start The records

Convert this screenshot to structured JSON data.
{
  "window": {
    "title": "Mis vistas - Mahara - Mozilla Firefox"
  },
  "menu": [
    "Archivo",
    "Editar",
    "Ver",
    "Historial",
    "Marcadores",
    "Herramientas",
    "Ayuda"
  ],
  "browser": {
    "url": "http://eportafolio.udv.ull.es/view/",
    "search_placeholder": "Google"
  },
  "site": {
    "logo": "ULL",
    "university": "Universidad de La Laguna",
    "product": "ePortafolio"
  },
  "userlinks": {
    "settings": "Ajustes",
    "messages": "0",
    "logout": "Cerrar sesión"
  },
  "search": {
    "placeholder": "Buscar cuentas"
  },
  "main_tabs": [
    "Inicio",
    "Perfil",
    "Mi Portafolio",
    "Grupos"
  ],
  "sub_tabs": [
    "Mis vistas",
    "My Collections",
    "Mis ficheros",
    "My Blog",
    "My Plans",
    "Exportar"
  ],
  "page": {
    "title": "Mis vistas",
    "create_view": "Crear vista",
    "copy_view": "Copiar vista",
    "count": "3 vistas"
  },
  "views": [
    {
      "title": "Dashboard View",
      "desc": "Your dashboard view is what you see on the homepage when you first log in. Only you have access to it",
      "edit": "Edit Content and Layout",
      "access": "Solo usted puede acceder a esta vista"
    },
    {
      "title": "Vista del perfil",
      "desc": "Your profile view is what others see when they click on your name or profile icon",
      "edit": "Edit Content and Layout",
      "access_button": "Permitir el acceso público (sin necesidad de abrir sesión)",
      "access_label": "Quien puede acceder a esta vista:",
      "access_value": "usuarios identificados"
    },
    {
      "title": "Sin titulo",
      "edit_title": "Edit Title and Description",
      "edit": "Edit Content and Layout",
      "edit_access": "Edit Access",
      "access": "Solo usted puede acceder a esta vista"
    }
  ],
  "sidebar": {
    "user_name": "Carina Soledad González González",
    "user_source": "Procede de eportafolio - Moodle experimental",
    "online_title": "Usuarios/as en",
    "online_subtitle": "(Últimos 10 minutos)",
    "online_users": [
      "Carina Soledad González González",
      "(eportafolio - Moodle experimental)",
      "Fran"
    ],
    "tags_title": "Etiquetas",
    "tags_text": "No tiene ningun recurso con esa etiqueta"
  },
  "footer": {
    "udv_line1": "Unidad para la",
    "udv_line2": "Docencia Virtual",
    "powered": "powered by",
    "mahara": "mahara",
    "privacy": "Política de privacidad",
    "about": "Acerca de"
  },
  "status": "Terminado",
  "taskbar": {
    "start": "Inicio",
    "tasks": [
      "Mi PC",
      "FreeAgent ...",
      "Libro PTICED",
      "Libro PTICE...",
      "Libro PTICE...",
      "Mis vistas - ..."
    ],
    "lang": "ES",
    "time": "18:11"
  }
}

end The records

### [The request]
Copy the entries above exactly, leaving none out.

### [Solution for this problem]
Convert this screenshot to structured JSON data.
{
  "window": {
    "title": "Mis vistas - Mahara - Mozilla Firefox"
  },
  "menu": [
    "Archivo",
    "Editar",
    "Ver",
    "Historial",
    "Marcadores",
    "Herramientas",
    "Ayuda"
  ],
  "browser": {
    "url": "http://eportafolio.udv.ull.es/view/",
    "search_placeholder": "Google"
  },
  "site": {
    "logo": "ULL",
    "university": "Universidad de La Laguna",
    "product": "ePortafolio"
  },
  "userlinks": {
    "settings": "Ajustes",
    "messages": "0",
    "logout": "Cerrar sesión"
  },
  "search": {
    "placeholder": "Buscar cuentas"
  },
  "main_tabs": [
    "Inicio",
    "Perfil",
    "Mi Portafolio",
    "Grupos"
  ],
  "sub_tabs": [
    "Mis vistas",
    "My Collections",
    "Mis ficheros",
    "My Blog",
    "My Plans",
    "Exportar"
  ],
  "page": {
    "title": "Mis vistas",
    "create_view": "Crear vista",
    "copy_view": "Copiar vista",
    "count": "3 vistas"
  },
  "views": [
    {
      "title": "Dashboard View",
      "desc": "Your dashboard view is what you see on the homepage when you first log in. Only you have access to it",
      "edit": "Edit Content and Layout",
      "access": "Solo usted puede acceder a esta vista"
    },
    {
      "title": "Vista del perfil",
      "desc": "Your profile view is what others see when they click on your name or profile icon",
      "edit": "Edit Content and Layout",
      "access_button": "Permitir el acceso público (sin necesidad de abrir sesión)",
      "access_label": "Quien puede acceder a esta vista:",
      "access_value": "usuarios identificados"
    },
    {
      "title": "Sin titulo",
      "edit_title": "Edit Title and Description",
      "edit": "Edit Content and Layout",
      "edit_access": "Edit Access",
      "access": "Solo usted puede acceder a esta vista"
    }
  ],
  "sidebar": {
    "user_name": "Carina Soledad González González",
    "user_source": "Procede de eportafolio - Moodle experimental",
    "online_title": "Usuarios/as en",
    "online_subtitle": "(Últimos 10 minutos)",
    "online_users": [
      "Carina Soledad González González",
      "(eportafolio - Moodle experimental)",
      "Fran"
    ],
    "tags_title": "Etiquetas",
    "tags_text": "No tiene ningun recurso con esa etiqueta"
  },
  "footer": {
    "udv_line1": "Unidad para la",
    "udv_line2": "Docencia Virtual",
    "powered": "powered by",
    "mahara": "mahara",
    "privacy": "Política de privacidad",
    "about": "Acerca de"
  },
  "status": "Terminado",
  "taskbar": {
    "start": "Inicio",
    "tasks": [
      "Mi PC",
      "FreeAgent ...",
      "Libro PTICED",
      "Libro PTICE...",
      "Libro PTICE...",
      "Mis vistas - ..."
    ],
    "lang": "ES",
    "time": "18:11"
  }
}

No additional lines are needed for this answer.